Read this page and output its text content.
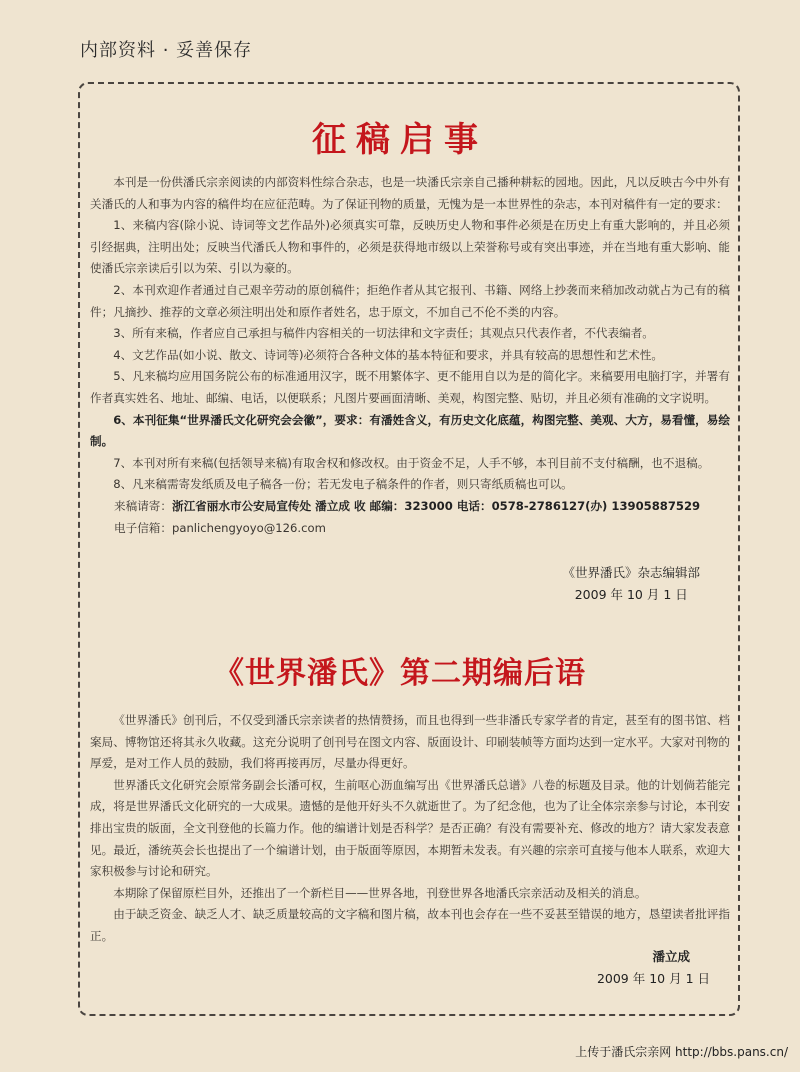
内部资料 · 妥善保存
征稿启事

本刊是一份供潘氏宗亲阅读的内部资料性综合杂志，也是一块潘氏宗亲自己播种耕耘的园地。因此，凡以反映古今中外有关潘氏的人和事为内容的稿件均在应征范畴。为了保证刊物的质量，无愧为是一本世界性的杂志，本刊对稿件有一定的要求：

1、来稿内容(除小说、诗词等文艺作品外)必须真实可靠，反映历史人物和事件必须是在历史上有重大影响的，并且必须引经据典，注明出处；反映当代潘氏人物和事件的，必须是获得地市级以上荣誉称号或有突出事迹，并在当地有重大影响、能使潘氏宗亲读后引以为荣、引以为豪的。

2、本刊欢迎作者通过自己艰辛劳动的原创稿件；拒绝作者从其它报刊、书籍、网络上抄袭而来稍加改动就占为己有的稿件；凡摘抄、推荐的文章必须注明出处和原作者姓名，忠于原文，不加自己不伦不类的内容。

3、所有来稿，作者应自己承担与稿件内容相关的一切法律和文字责任；其观点只代表作者，不代表编者。

4、文艺作品(如小说、散文、诗词等)必须符合各种文体的基本特征和要求，并具有较高的思想性和艺术性。

5、凡来稿均应用国务院公布的标准通用汉字，既不用繁体字、更不能用自以为是的简化字。来稿要用电脑打字，并署有作者真实姓名、地址、邮编、电话，以便联系；凡图片要画面清晰、美观，构图完整、贴切，并且必须有准确的文字说明。

6、本刊征集“世界潘氏文化研究会会徽”，要求：有潘姓含义，有历史文化底蕴，构图完整、美观、大方，易看懂，易绘制。

7、本刊对所有来稿(包括领导来稿)有取舍权和修改权。由于资金不足，人手不够，本刊目前不支付稿酬，也不退稿。

8、凡来稿需寄发纸质及电子稿各一份；若无发电子稿条件的作者，则只寄纸质稿也可以。

来稿请寄：浙江省丽水市公安局宣传处 潘立成 收 邮编：323000 电话：0578-2786127(办) 13905887529
电子信箱：panlichengyoyo@126.com
《世界潘氏》杂志编辑部
2009 年 10 月 1 日
《世界潘氏》第二期编后语

《世界潘氏》创刊后，不仅受到潘氏宗亲读者的热情赞扬，而且也得到一些非潘氏专家学者的肯定，甚至有的图书馆、档案局、博物馆还将其永久收藏。这充分说明了创刊号在图文内容、版面设计、印刷装帧等方面均达到一定水平。大家对刊物的厚爱，是对工作人员的鼓励，我们将再接再厉，尽量办得更好。

世界潘氏文化研究会原常务副会长潘可权，生前呕心沥血编写出《世界潘氏总谱》八卷的标题及目录。他的计划倘若能完成，将是世界潘氏文化研究的一大成果。遗憾的是他开好头不久就逝世了。为了纪念他，也为了让全体宗亲参与讨论，本刊安排出宝贵的版面，全文刊登他的长篇力作。他的编谱计划是否科学？是否正确？有没有需要补充、修改的地方？请大家发表意见。最近，潘统英会长也提出了一个编谱计划，由于版面等原因，本期暂未发表。有兴趣的宗亲可直接与他本人联系，欢迎大家积极参与讨论和研究。

本期除了保留原栏目外，还推出了一个新栏目——世界各地，刊登世界各地潘氏宗亲活动及相关的消息。

由于缺乏资金、缺乏人才、缺乏质量较高的文字稿和图片稿，故本刊也会存在一些不妥甚至错误的地方，恳望读者批评指正。

潘立成
2009 年 10 月 1 日
上传于潘氏宗亲网 http://bbs.pans.cn/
-.-.-
_DESCRIPTION OF THE TASK:_ Reproduce all entries exactly. Pictures do not belong in the copy.

_EXERCISE SOLUTION:_
Read this page and output its text content.
内部资料 · 妥善保存
征稿启事

本刊是一份供潘氏宗亲阅读的内部资料性综合杂志，也是一块潘氏宗亲自己播种耕耘的园地。因此，凡以反映古今中外有关潘氏的人和事为内容的稿件均在应征范畴。为了保证刊物的质量，无愧为是一本世界性的杂志，本刊对稿件有一定的要求：

1、来稿内容(除小说、诗词等文艺作品外)必须真实可靠，反映历史人物和事件必须是在历史上有重大影响的，并且必须引经据典，注明出处；反映当代潘氏人物和事件的，必须是获得地市级以上荣誉称号或有突出事迹，并在当地有重大影响、能使潘氏宗亲读后引以为荣、引以为豪的。

2、本刊欢迎作者通过自己艰辛劳动的原创稿件；拒绝作者从其它报刊、书籍、网络上抄袭而来稍加改动就占为己有的稿件；凡摘抄、推荐的文章必须注明出处和原作者姓名，忠于原文，不加自己不伦不类的内容。

3、所有来稿，作者应自己承担与稿件内容相关的一切法律和文字责任；其观点只代表作者，不代表编者。

4、文艺作品(如小说、散文、诗词等)必须符合各种文体的基本特征和要求，并具有较高的思想性和艺术性。

5、凡来稿均应用国务院公布的标准通用汉字，既不用繁体字、更不能用自以为是的简化字。来稿要用电脑打字，并署有作者真实姓名、地址、邮编、电话，以便联系；凡图片要画面清晰、美观，构图完整、贴切，并且必须有准确的文字说明。

6、本刊征集“世界潘氏文化研究会会徽”，要求：有潘姓含义，有历史文化底蕴，构图完整、美观、大方，易看懂，易绘制。

7、本刊对所有来稿(包括领导来稿)有取舍权和修改权。由于资金不足，人手不够，本刊目前不支付稿酬，也不退稿。

8、凡来稿需寄发纸质及电子稿各一份；若无发电子稿条件的作者，则只寄纸质稿也可以。

来稿请寄：浙江省丽水市公安局宣传处 潘立成 收 邮编：323000 电话：0578-2786127(办) 13905887529
电子信箱：panlichengyoyo@126.com
《世界潘氏》杂志编辑部
2009 年 10 月 1 日
《世界潘氏》第二期编后语

《世界潘氏》创刊后，不仅受到潘氏宗亲读者的热情赞扬，而且也得到一些非潘氏专家学者的肯定，甚至有的图书馆、档案局、博物馆还将其永久收藏。这充分说明了创刊号在图文内容、版面设计、印刷装帧等方面均达到一定水平。大家对刊物的厚爱，是对工作人员的鼓励，我们将再接再厉，尽量办得更好。

世界潘氏文化研究会原常务副会长潘可权，生前呕心沥血编写出《世界潘氏总谱》八卷的标题及目录。他的计划倘若能完成，将是世界潘氏文化研究的一大成果。遗憾的是他开好头不久就逝世了。为了纪念他，也为了让全体宗亲参与讨论，本刊安排出宝贵的版面，全文刊登他的长篇力作。他的编谱计划是否科学？是否正确？有没有需要补充、修改的地方？请大家发表意见。最近，潘统英会长也提出了一个编谱计划，由于版面等原因，本期暂未发表。有兴趣的宗亲可直接与他本人联系，欢迎大家积极参与讨论和研究。

本期除了保留原栏目外，还推出了一个新栏目——世界各地，刊登世界各地潘氏宗亲活动及相关的消息。

由于缺乏资金、缺乏人才、缺乏质量较高的文字稿和图片稿，故本刊也会存在一些不妥甚至错误的地方，恳望读者批评指正。

潘立成
2009 年 10 月 1 日
上传于潘氏宗亲网 http://bbs.pans.cn/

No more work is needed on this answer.